● TASK DETAILS: Of the lines in the data below, count the ones holding the string "saat", and answer with that number only.

[Dataset rows]

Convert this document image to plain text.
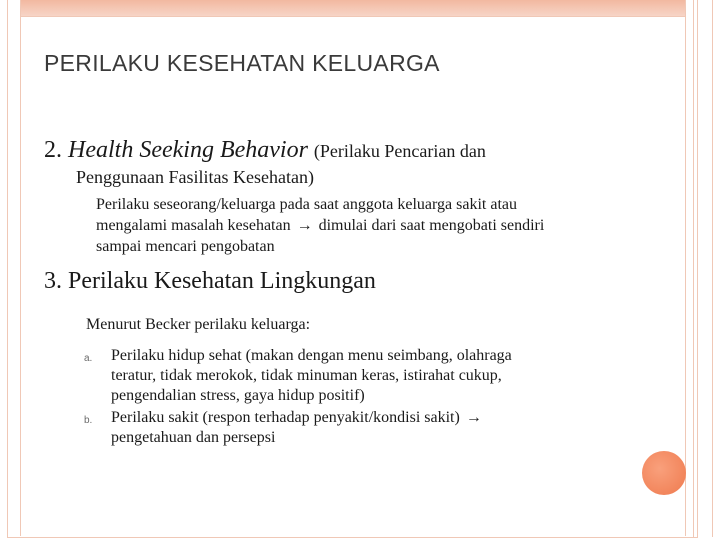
PERILAKU KESEHATAN KELUARGA
2. Health Seeking Behavior (Perilaku Pencarian dan
Penggunaan Fasilitas Kesehatan)
Perilaku seseorang/keluarga pada saat anggota keluarga sakit atau
mengalami masalah kesehatan → dimulai dari saat mengobati sendiri
sampai mencari pengobatan
3. Perilaku Kesehatan Lingkungan
Menurut Becker perilaku keluarga:
a. Perilaku hidup sehat (makan dengan menu seimbang, olahraga
teratur, tidak merokok, tidak minuman keras, istirahat cukup,
pengendalian stress, gaya hidup positif)
b. Perilaku sakit (respon terhadap penyakit/kondisi sakit) →
pengetahuan dan persepsi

● RESPONSE: 2